Extracted data
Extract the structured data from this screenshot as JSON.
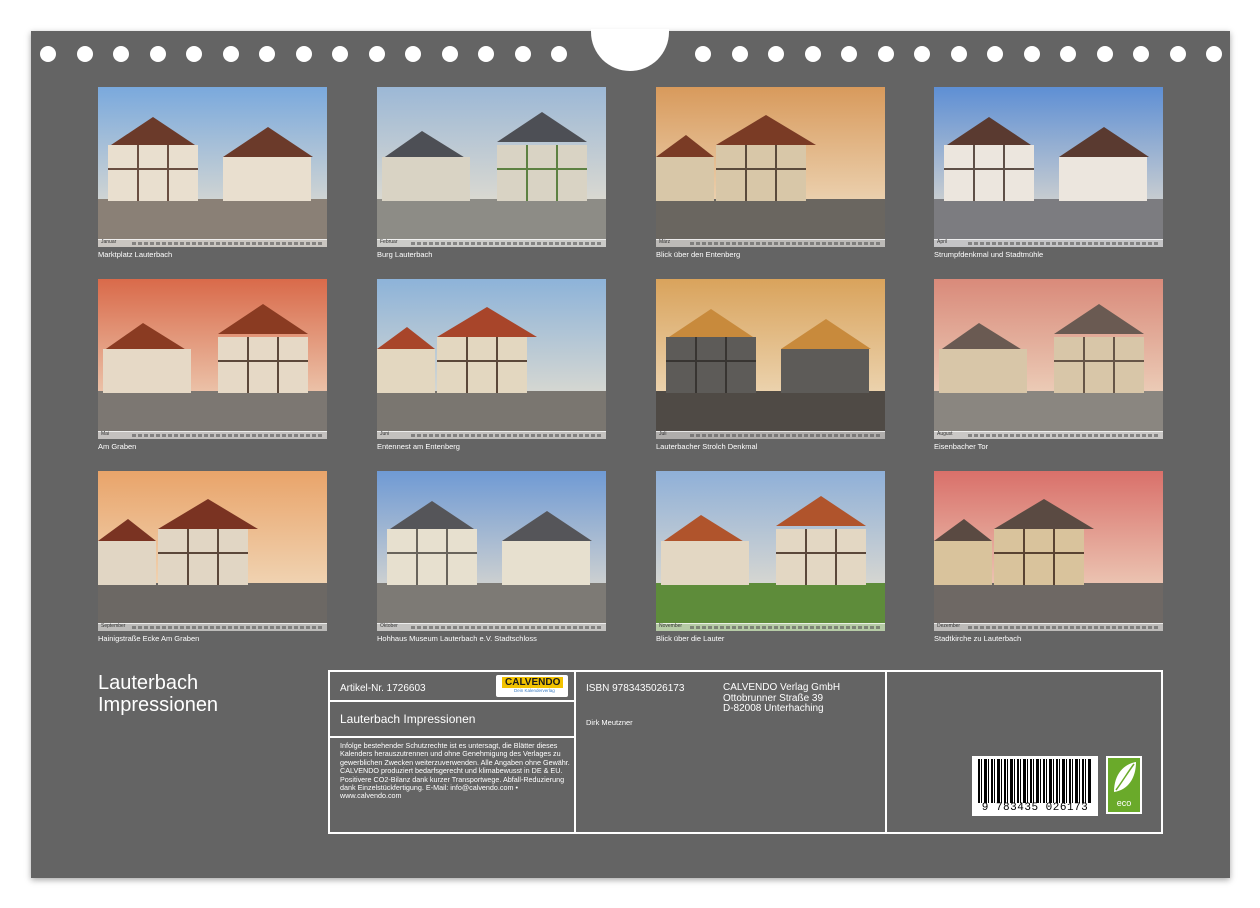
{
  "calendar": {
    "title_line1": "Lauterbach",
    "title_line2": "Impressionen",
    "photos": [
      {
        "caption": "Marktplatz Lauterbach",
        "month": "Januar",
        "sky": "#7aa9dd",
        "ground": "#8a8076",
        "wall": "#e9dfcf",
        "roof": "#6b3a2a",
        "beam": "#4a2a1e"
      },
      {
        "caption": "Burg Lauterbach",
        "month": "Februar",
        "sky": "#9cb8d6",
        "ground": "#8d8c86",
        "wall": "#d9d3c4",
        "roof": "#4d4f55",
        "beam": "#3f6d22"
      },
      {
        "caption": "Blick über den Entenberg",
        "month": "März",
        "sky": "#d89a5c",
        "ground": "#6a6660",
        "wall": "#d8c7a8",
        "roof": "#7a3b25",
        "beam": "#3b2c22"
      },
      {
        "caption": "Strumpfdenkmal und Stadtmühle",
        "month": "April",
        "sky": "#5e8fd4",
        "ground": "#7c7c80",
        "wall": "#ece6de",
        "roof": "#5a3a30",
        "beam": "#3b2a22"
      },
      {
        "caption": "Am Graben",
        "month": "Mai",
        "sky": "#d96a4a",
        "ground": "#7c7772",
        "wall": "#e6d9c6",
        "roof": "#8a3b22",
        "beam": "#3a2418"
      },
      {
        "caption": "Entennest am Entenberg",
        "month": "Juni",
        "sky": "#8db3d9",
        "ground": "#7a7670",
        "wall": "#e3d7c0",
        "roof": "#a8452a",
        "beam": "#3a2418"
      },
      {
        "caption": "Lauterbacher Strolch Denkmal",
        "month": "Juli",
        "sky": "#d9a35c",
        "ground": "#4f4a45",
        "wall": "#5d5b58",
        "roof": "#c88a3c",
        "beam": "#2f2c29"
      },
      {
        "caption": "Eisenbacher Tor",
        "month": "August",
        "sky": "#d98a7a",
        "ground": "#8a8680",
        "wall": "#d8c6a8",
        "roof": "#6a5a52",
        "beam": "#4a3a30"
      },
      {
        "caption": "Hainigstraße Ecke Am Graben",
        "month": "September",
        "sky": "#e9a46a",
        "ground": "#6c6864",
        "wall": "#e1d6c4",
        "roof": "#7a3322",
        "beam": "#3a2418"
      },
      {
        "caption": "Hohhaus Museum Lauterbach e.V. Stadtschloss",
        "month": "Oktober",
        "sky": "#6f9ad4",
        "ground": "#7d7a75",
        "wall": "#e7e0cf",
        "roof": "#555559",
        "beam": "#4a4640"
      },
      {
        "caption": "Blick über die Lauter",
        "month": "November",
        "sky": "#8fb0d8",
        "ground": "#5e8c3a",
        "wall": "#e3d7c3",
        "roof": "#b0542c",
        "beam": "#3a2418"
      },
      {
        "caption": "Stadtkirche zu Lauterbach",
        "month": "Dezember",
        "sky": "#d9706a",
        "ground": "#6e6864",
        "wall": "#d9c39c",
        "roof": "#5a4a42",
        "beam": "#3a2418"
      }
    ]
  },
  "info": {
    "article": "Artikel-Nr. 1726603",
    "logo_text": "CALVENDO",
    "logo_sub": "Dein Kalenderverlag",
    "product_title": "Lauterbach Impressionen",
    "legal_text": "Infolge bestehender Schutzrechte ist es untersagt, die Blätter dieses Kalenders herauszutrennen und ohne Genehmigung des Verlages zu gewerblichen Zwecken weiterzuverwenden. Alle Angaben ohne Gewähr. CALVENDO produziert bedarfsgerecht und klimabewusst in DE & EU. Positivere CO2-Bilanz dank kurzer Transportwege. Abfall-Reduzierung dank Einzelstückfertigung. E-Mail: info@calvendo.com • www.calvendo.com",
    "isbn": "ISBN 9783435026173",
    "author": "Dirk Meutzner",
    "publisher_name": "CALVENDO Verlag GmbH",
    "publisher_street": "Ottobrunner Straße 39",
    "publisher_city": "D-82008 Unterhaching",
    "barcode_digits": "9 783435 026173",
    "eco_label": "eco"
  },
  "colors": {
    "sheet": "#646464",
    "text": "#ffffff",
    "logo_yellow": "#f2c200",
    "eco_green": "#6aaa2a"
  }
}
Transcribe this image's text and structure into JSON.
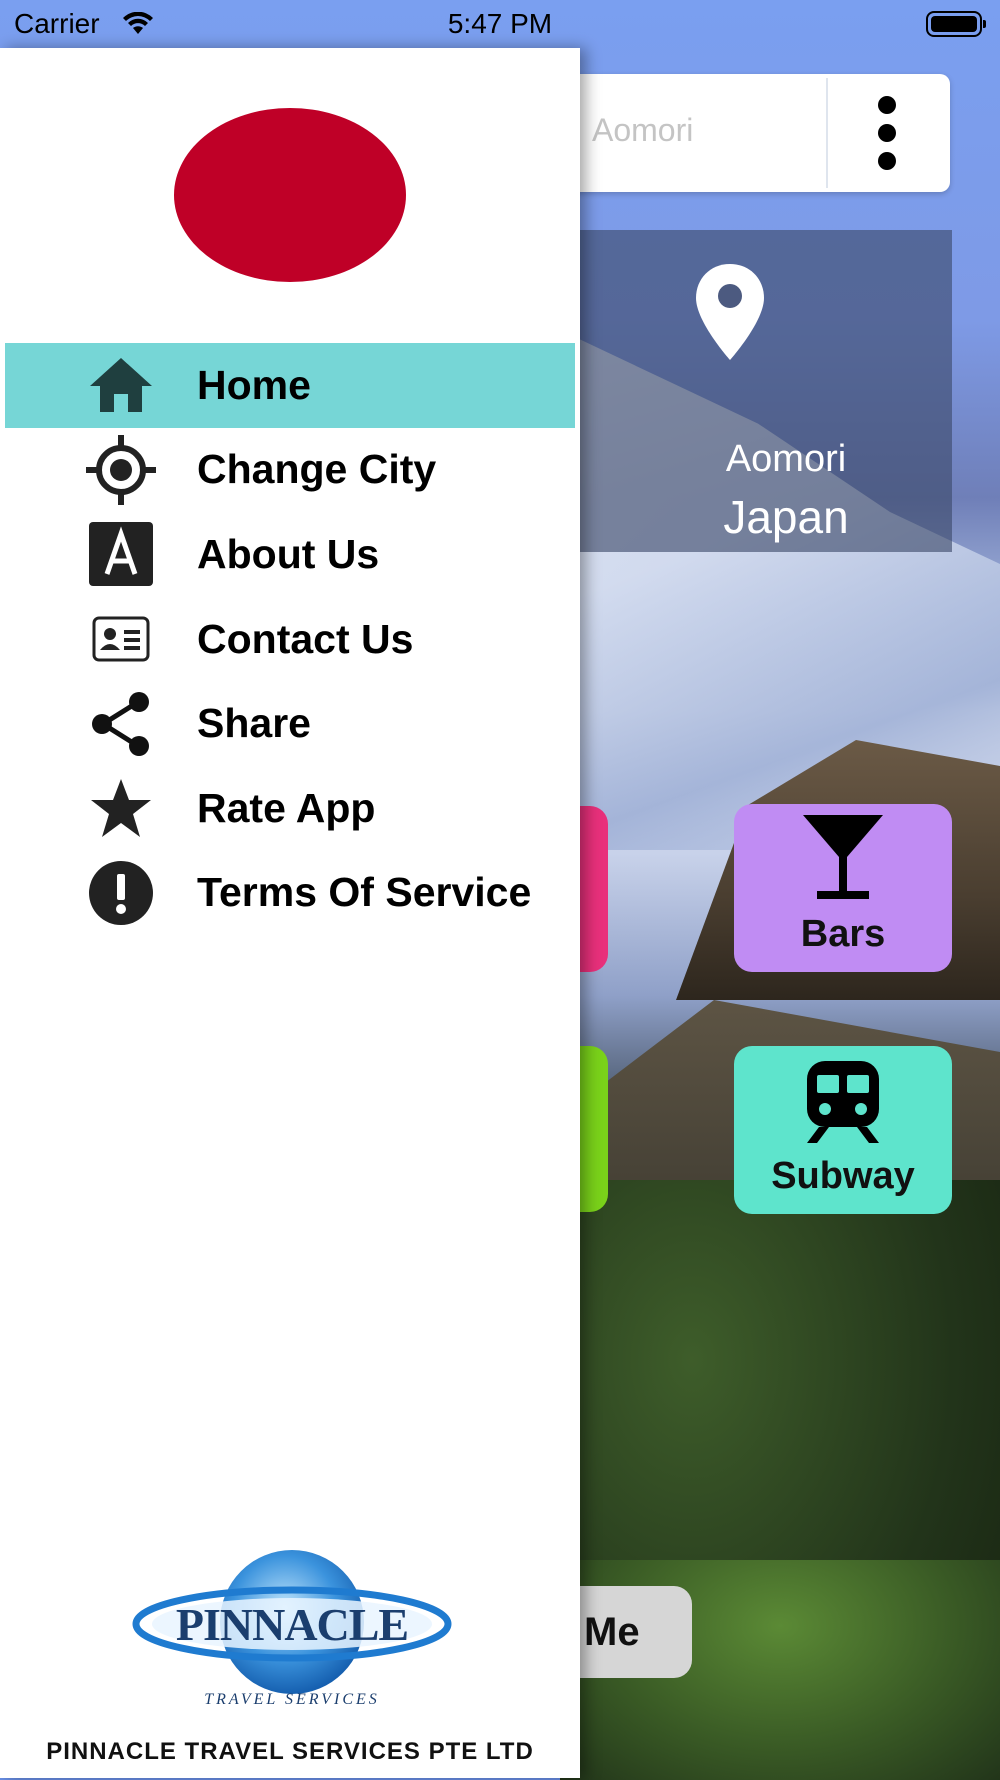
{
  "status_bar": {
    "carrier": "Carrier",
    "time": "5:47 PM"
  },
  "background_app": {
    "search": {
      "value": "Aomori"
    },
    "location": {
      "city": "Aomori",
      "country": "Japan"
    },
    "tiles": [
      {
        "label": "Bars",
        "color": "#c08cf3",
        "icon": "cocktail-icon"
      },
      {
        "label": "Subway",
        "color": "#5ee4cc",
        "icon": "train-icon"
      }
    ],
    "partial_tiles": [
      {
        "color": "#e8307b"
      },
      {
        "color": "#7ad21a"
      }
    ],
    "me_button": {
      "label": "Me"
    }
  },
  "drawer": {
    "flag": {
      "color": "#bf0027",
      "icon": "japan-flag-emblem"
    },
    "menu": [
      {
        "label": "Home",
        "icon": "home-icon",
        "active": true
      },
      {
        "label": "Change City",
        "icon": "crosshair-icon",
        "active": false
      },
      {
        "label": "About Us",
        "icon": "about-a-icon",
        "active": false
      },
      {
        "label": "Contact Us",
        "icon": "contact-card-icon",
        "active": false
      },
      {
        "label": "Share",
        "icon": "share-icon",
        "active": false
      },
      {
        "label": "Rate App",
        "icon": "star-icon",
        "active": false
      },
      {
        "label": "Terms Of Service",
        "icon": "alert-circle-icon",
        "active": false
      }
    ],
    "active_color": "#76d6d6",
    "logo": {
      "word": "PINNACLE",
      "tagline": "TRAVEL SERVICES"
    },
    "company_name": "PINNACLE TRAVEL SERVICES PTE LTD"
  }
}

Task brief
Give an exact copy of the material, leaving out every picture.

Task answer
Extract the structured data from this screenshot as JSON.
{
  "calendar": {
    "title_line1": "Lauterbach",
    "title_line2": "Impressionen",
    "photos": [
      {
        "caption": "Marktplatz Lauterbach",
        "month": "Januar",
        "sky": "#7aa9dd",
        "ground": "#8a8076",
        "wall": "#e9dfcf",
        "roof": "#6b3a2a",
        "beam": "#4a2a1e"
      },
      {
        "caption": "Burg Lauterbach",
        "month": "Februar",
        "sky": "#9cb8d6",
        "ground": "#8d8c86",
        "wall": "#d9d3c4",
        "roof": "#4d4f55",
        "beam": "#3f6d22"
      },
      {
        "caption": "Blick über den Entenberg",
        "month": "März",
        "sky": "#d89a5c",
        "ground": "#6a6660",
        "wall": "#d8c7a8",
        "roof": "#7a3b25",
        "beam": "#3b2c22"
      },
      {
        "caption": "Strumpfdenkmal und Stadtmühle",
        "month": "April",
        "sky": "#5e8fd4",
        "ground": "#7c7c80",
        "wall": "#ece6de",
        "roof": "#5a3a30",
        "beam": "#3b2a22"
      },
      {
        "caption": "Am Graben",
        "month": "Mai",
        "sky": "#d96a4a",
        "ground": "#7c7772",
        "wall": "#e6d9c6",
        "roof": "#8a3b22",
        "beam": "#3a2418"
      },
      {
        "caption": "Entennest am Entenberg",
        "month": "Juni",
        "sky": "#8db3d9",
        "ground": "#7a7670",
        "wall": "#e3d7c0",
        "roof": "#a8452a",
        "beam": "#3a2418"
      },
      {
        "caption": "Lauterbacher Strolch Denkmal",
        "month": "Juli",
        "sky": "#d9a35c",
        "ground": "#4f4a45",
        "wall": "#5d5b58",
        "roof": "#c88a3c",
        "beam": "#2f2c29"
      },
      {
        "caption": "Eisenbacher Tor",
        "month": "August",
        "sky": "#d98a7a",
        "ground": "#8a8680",
        "wall": "#d8c6a8",
        "roof": "#6a5a52",
        "beam": "#4a3a30"
      },
      {
        "caption": "Hainigstraße Ecke Am Graben",
        "month": "September",
        "sky": "#e9a46a",
        "ground": "#6c6864",
        "wall": "#e1d6c4",
        "roof": "#7a3322",
        "beam": "#3a2418"
      },
      {
        "caption": "Hohhaus Museum Lauterbach e.V. Stadtschloss",
        "month": "Oktober",
        "sky": "#6f9ad4",
        "ground": "#7d7a75",
        "wall": "#e7e0cf",
        "roof": "#555559",
        "beam": "#4a4640"
      },
      {
        "caption": "Blick über die Lauter",
        "month": "November",
        "sky": "#8fb0d8",
        "ground": "#5e8c3a",
        "wall": "#e3d7c3",
        "roof": "#b0542c",
        "beam": "#3a2418"
      },
      {
        "caption": "Stadtkirche zu Lauterbach",
        "month": "Dezember",
        "sky": "#d9706a",
        "ground": "#6e6864",
        "wall": "#d9c39c",
        "roof": "#5a4a42",
        "beam": "#3a2418"
      }
    ]
  },
  "info": {
    "article": "Artikel-Nr. 1726603",
    "logo_text": "CALVENDO",
    "logo_sub": "Dein Kalenderverlag",
    "product_title": "Lauterbach Impressionen",
    "legal_text": "Infolge bestehender Schutzrechte ist es untersagt, die Blätter dieses Kalenders herauszutrennen und ohne Genehmigung des Verlages zu gewerblichen Zwecken weiterzuverwenden. Alle Angaben ohne Gewähr. CALVENDO produziert bedarfsgerecht und klimabewusst in DE & EU. Positivere CO2-Bilanz dank kurzer Transportwege. Abfall-Reduzierung dank Einzelstückfertigung. E-Mail: info@calvendo.com • www.calvendo.com",
    "isbn": "ISBN 9783435026173",
    "author": "Dirk Meutzner",
    "publisher_name": "CALVENDO Verlag GmbH",
    "publisher_street": "Ottobrunner Straße 39",
    "publisher_city": "D-82008 Unterhaching",
    "barcode_digits": "9 783435 026173",
    "eco_label": "eco"
  },
  "colors": {
    "sheet": "#646464",
    "text": "#ffffff",
    "logo_yellow": "#f2c200",
    "eco_green": "#6aaa2a"
  }
}
Transcribe this image's text and structure into JSON.
{
  "status_bar": {
    "carrier": "Carrier",
    "time": "5:47 PM"
  },
  "background_app": {
    "search": {
      "value": "Aomori"
    },
    "location": {
      "city": "Aomori",
      "country": "Japan"
    },
    "tiles": [
      {
        "label": "Bars",
        "color": "#c08cf3",
        "icon": "cocktail-icon"
      },
      {
        "label": "Subway",
        "color": "#5ee4cc",
        "icon": "train-icon"
      }
    ],
    "partial_tiles": [
      {
        "color": "#e8307b"
      },
      {
        "color": "#7ad21a"
      }
    ],
    "me_button": {
      "label": "Me"
    }
  },
  "drawer": {
    "flag": {
      "color": "#bf0027",
      "icon": "japan-flag-emblem"
    },
    "menu": [
      {
        "label": "Home",
        "icon": "home-icon",
        "active": true
      },
      {
        "label": "Change City",
        "icon": "crosshair-icon",
        "active": false
      },
      {
        "label": "About Us",
        "icon": "about-a-icon",
        "active": false
      },
      {
        "label": "Contact Us",
        "icon": "contact-card-icon",
        "active": false
      },
      {
        "label": "Share",
        "icon": "share-icon",
        "active": false
      },
      {
        "label": "Rate App",
        "icon": "star-icon",
        "active": false
      },
      {
        "label": "Terms Of Service",
        "icon": "alert-circle-icon",
        "active": false
      }
    ],
    "active_color": "#76d6d6",
    "logo": {
      "word": "PINNACLE",
      "tagline": "TRAVEL SERVICES"
    },
    "company_name": "PINNACLE TRAVEL SERVICES PTE LTD"
  }
}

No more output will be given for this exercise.